Every record should be written out exactly, with the pictures left out.
____________________
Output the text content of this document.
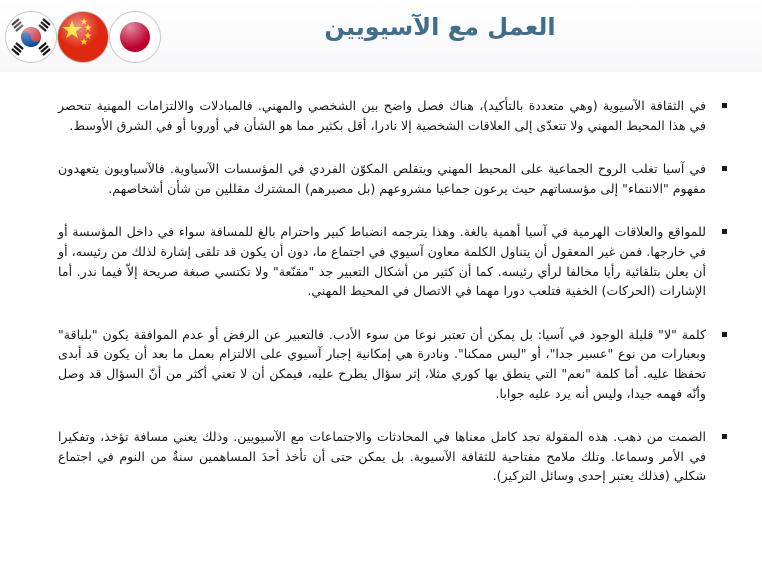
العمل مع الآسيويين

في الثقافة الآسيوية (وهي متعددة بالتأكيد)، هناك فصل واضح بين الشخصي والمهني. فالمبادلات والالتزامات المهنية تنحصر في هذا المحيط المهني ولا تتعدّى إلى العلاقات الشخصية إلا نادرا، أقل بكثير مما هو الشأن في أوروبا أو في الشرق الأوسط.

في آسيا تغلب الروح الجماعية على المحيط المهني ويتقلص المكوّن الفردي في المؤسسات الآسياوية. فالآسياويون يتعهدون مفهوم "الانتماء" إلى مؤسساتهم حيث يرعون جماعيا مشروعهم (بل مصيرهم) المشترك مقللين من شأن أشخاصهم.

للمواقع والعلاقات الهرمية في آسيا أهمية بالغة. وهذا يترجمه انضباط كبير واحترام بالغ للمسافة سواء في داخل المؤسسة أو في خارجها. فمن غير المعقول أن يتناول الكلمة معاون آسيوي في اجتماع ما، دون أن يكون قد تلقى إشارة لذلك من رئيسه، أو أن يعلن بتلقائية رأيا مخالفا لرأي رئيسه. كما أن كثير من أشكال التعبير جد "مقنّعة" ولا تكتسي صبغة صريحة إلاّ فيما ندر. أما الإشارات (الحركات) الخفية فتلعب دورا مهما في الاتصال في المحيط المهني.

كلمة "لا" قليلة الوجود في آسيا: بل يمكن أن تعتبر نوعا من سوء الأدب. فالتعبير عن الرفض أو عدم الموافقة يكون "بلباقة" وبعبارات من نوع "عسير جدا"، أو "ليس ممكنا". ونادرة هي إمكانية إجبار آسيوي على الالتزام بعمل ما بعد أن يكون قد أبدى تحفظا عليه. أما كلمة "نعم" التي ينطق بها كوري مثلا، إثر سؤال يطرح عليه، فيمكن أن لا تعني أكثر من أنّ السؤال قد وصل وأنّه فهمه جيدا، وليس أنه يرد عليه جوابا.

الصمت من ذهب. هذه المقولة تجد كامل معناها في المحادثات والاجتماعات مع الآسيويين. وذلك يعني مسافة تؤخذ، وتفكيرا في الأمر وسماعا. وتلك ملامح مفتاحية للثقافة الآسيوية. بل يمكن حتى أن تأخذ أحدَ المساهمين سنةٌ من النوم في اجتماع شكلي (فذلك يعتبر إحدى وسائل التركيز).
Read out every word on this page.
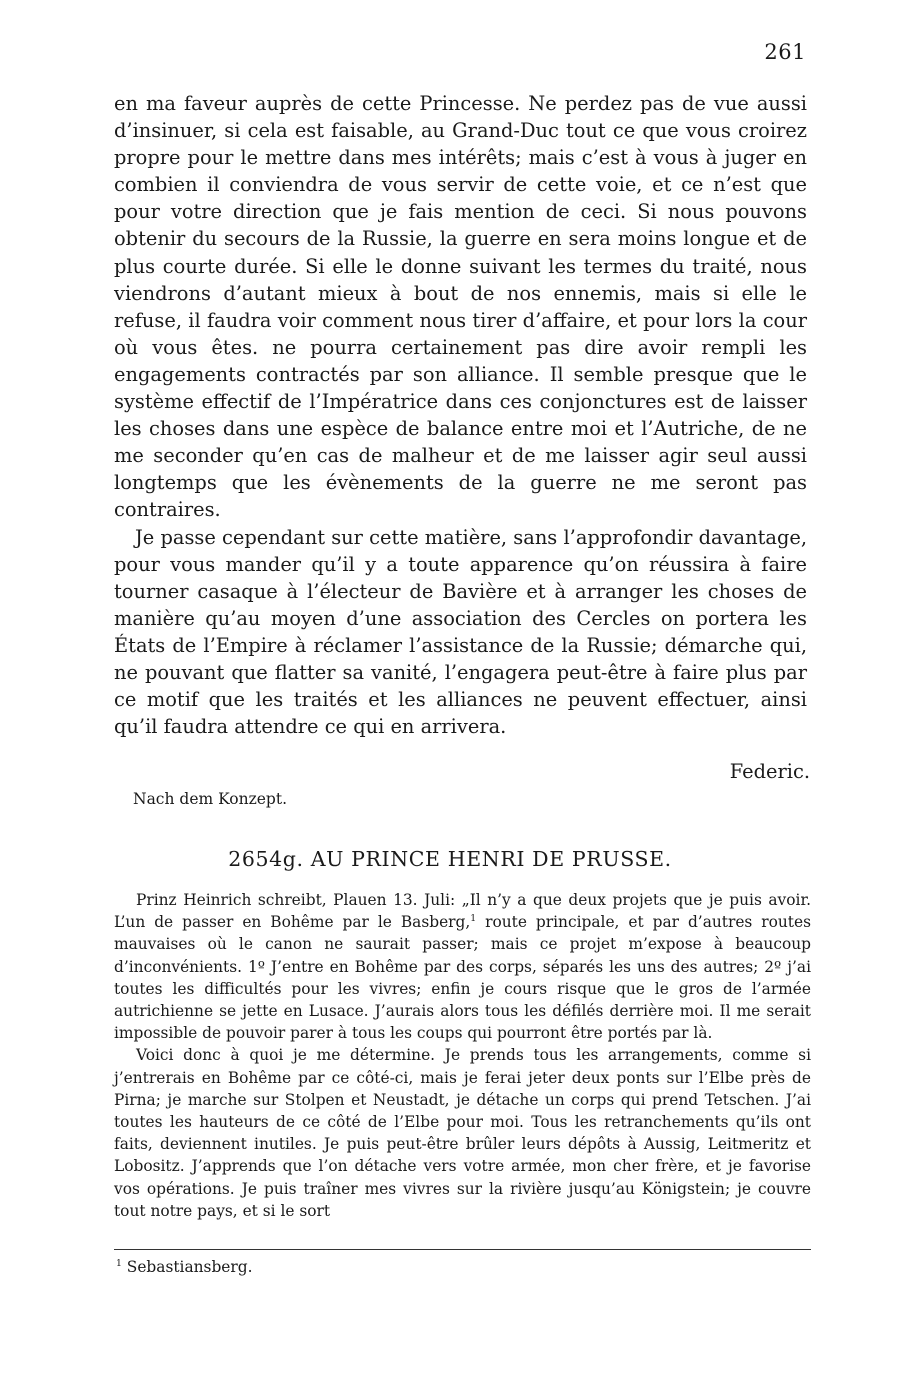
261

en ma faveur auprès de cette Princesse. Ne perdez pas de vue aussi d’insinuer, si cela est faisable, au Grand-Duc tout ce que vous croirez propre pour le mettre dans mes intérêts; mais c’est à vous à juger en combien il conviendra de vous servir de cette voie, et ce n’est que pour votre direction que je fais mention de ceci. Si nous pouvons obtenir du secours de la Russie, la guerre en sera moins longue et de plus courte durée. Si elle le donne suivant les termes du traité, nous viendrons d’autant mieux à bout de nos ennemis, mais si elle le refuse, il faudra voir comment nous tirer d’affaire, et pour lors la cour où vous êtes. ne pourra certainement pas dire avoir rempli les engagements contractés par son alliance. Il semble presque que le système effectif de l’Impératrice dans ces conjonctures est de laisser les choses dans une espèce de balance entre moi et l’Autriche, de ne me seconder qu’en cas de malheur et de me laisser agir seul aussi longtemps que les évènements de la guerre ne me seront pas contraires.

Je passe cependant sur cette matière, sans l’approfondir davantage, pour vous mander qu’il y a toute apparence qu’on réussira à faire tourner casaque à l’électeur de Bavière et à arranger les choses de manière qu’au moyen d’une association des Cercles on portera les États de l’Empire à réclamer l’assistance de la Russie; démarche qui, ne pouvant que flatter sa vanité, l’engagera peut-être à faire plus par ce motif que les traités et les alliances ne peuvent effectuer, ainsi qu’il faudra attendre ce qui en arrivera.

Federic.
Nach dem Konzept.
2654g. AU PRINCE HENRI DE PRUSSE.

Prinz Heinrich schreibt, Plauen 13. Juli: „Il n’y a que deux projets que je puis avoir. L’un de passer en Bohême par le Basberg,$^1$ route principale, et par d’autres routes mauvaises où le canon ne saurait passer; mais ce projet m’expose à beaucoup d’inconvénients. 1º J’entre en Bohême par des corps, séparés les uns des autres; 2º j’ai toutes les difficultés pour les vivres; enfin je cours risque que le gros de l’armée autrichienne se jette en Lusace. J’aurais alors tous les défilés derrière moi. Il me serait impossible de pouvoir parer à tous les coups qui pourront être portés par là.

Voici donc à quoi je me détermine. Je prends tous les arrangements, comme si j’entrerais en Bohême par ce côté-ci, mais je ferai jeter deux ponts sur l’Elbe près de Pirna; je marche sur Stolpen et Neustadt, je détache un corps qui prend Tetschen. J’ai toutes les hauteurs de ce côté de l’Elbe pour moi. Tous les retranchements qu’ils ont faits, deviennent inutiles. Je puis peut-être brûler leurs dépôts à Aussig, Leitmeritz et Lobositz. J’apprends que l’on détache vers votre armée, mon cher frère, et je favorise vos opérations. Je puis traîner mes vivres sur la rivière jusqu’au Königstein; je couvre tout notre pays, et si le sort

$^1$ Sebastiansberg.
____________________
TASK ANSWER:
Output the text content of this document.
العمل مع الآسيويين

في الثقافة الآسيوية (وهي متعددة بالتأكيد)، هناك فصل واضح بين الشخصي والمهني. فالمبادلات والالتزامات المهنية تنحصر في هذا المحيط المهني ولا تتعدّى إلى العلاقات الشخصية إلا نادرا، أقل بكثير مما هو الشأن في أوروبا أو في الشرق الأوسط.

في آسيا تغلب الروح الجماعية على المحيط المهني ويتقلص المكوّن الفردي في المؤسسات الآسياوية. فالآسياويون يتعهدون مفهوم "الانتماء" إلى مؤسساتهم حيث يرعون جماعيا مشروعهم (بل مصيرهم) المشترك مقللين من شأن أشخاصهم.

للمواقع والعلاقات الهرمية في آسيا أهمية بالغة. وهذا يترجمه انضباط كبير واحترام بالغ للمسافة سواء في داخل المؤسسة أو في خارجها. فمن غير المعقول أن يتناول الكلمة معاون آسيوي في اجتماع ما، دون أن يكون قد تلقى إشارة لذلك من رئيسه، أو أن يعلن بتلقائية رأيا مخالفا لرأي رئيسه. كما أن كثير من أشكال التعبير جد "مقنّعة" ولا تكتسي صبغة صريحة إلاّ فيما ندر. أما الإشارات (الحركات) الخفية فتلعب دورا مهما في الاتصال في المحيط المهني.

كلمة "لا" قليلة الوجود في آسيا: بل يمكن أن تعتبر نوعا من سوء الأدب. فالتعبير عن الرفض أو عدم الموافقة يكون "بلباقة" وبعبارات من نوع "عسير جدا"، أو "ليس ممكنا". ونادرة هي إمكانية إجبار آسيوي على الالتزام بعمل ما بعد أن يكون قد أبدى تحفظا عليه. أما كلمة "نعم" التي ينطق بها كوري مثلا، إثر سؤال يطرح عليه، فيمكن أن لا تعني أكثر من أنّ السؤال قد وصل وأنّه فهمه جيدا، وليس أنه يرد عليه جوابا.

الصمت من ذهب. هذه المقولة تجد كامل معناها في المحادثات والاجتماعات مع الآسيويين. وذلك يعني مسافة تؤخذ، وتفكيرا في الأمر وسماعا. وتلك ملامح مفتاحية للثقافة الآسيوية. بل يمكن حتى أن تأخذ أحدَ المساهمين سنةٌ من النوم في اجتماع شكلي (فذلك يعتبر إحدى وسائل التركيز).
Read out every word on this page.
261

en ma faveur auprès de cette Princesse. Ne perdez pas de vue aussi d’insinuer, si cela est faisable, au Grand-Duc tout ce que vous croirez propre pour le mettre dans mes intérêts; mais c’est à vous à juger en combien il conviendra de vous servir de cette voie, et ce n’est que pour votre direction que je fais mention de ceci. Si nous pouvons obtenir du secours de la Russie, la guerre en sera moins longue et de plus courte durée. Si elle le donne suivant les termes du traité, nous viendrons d’autant mieux à bout de nos ennemis, mais si elle le refuse, il faudra voir comment nous tirer d’affaire, et pour lors la cour où vous êtes. ne pourra certainement pas dire avoir rempli les engagements contractés par son alliance. Il semble presque que le système effectif de l’Impératrice dans ces conjonctures est de laisser les choses dans une espèce de balance entre moi et l’Autriche, de ne me seconder qu’en cas de malheur et de me laisser agir seul aussi longtemps que les évènements de la guerre ne me seront pas contraires.

Je passe cependant sur cette matière, sans l’approfondir davantage, pour vous mander qu’il y a toute apparence qu’on réussira à faire tourner casaque à l’électeur de Bavière et à arranger les choses de manière qu’au moyen d’une association des Cercles on portera les États de l’Empire à réclamer l’assistance de la Russie; démarche qui, ne pouvant que flatter sa vanité, l’engagera peut-être à faire plus par ce motif que les traités et les alliances ne peuvent effectuer, ainsi qu’il faudra attendre ce qui en arrivera.

Federic.
Nach dem Konzept.
2654g. AU PRINCE HENRI DE PRUSSE.

Prinz Heinrich schreibt, Plauen 13. Juli: „Il n’y a que deux projets que je puis avoir. L’un de passer en Bohême par le Basberg,$^1$ route principale, et par d’autres routes mauvaises où le canon ne saurait passer; mais ce projet m’expose à beaucoup d’inconvénients. 1º J’entre en Bohême par des corps, séparés les uns des autres; 2º j’ai toutes les difficultés pour les vivres; enfin je cours risque que le gros de l’armée autrichienne se jette en Lusace. J’aurais alors tous les défilés derrière moi. Il me serait impossible de pouvoir parer à tous les coups qui pourront être portés par là.

Voici donc à quoi je me détermine. Je prends tous les arrangements, comme si j’entrerais en Bohême par ce côté-ci, mais je ferai jeter deux ponts sur l’Elbe près de Pirna; je marche sur Stolpen et Neustadt, je détache un corps qui prend Tetschen. J’ai toutes les hauteurs de ce côté de l’Elbe pour moi. Tous les retranchements qu’ils ont faits, deviennent inutiles. Je puis peut-être brûler leurs dépôts à Aussig, Leitmeritz et Lobositz. J’apprends que l’on détache vers votre armée, mon cher frère, et je favorise vos opérations. Je puis traîner mes vivres sur la rivière jusqu’au Königstein; je couvre tout notre pays, et si le sort

$^1$ Sebastiansberg.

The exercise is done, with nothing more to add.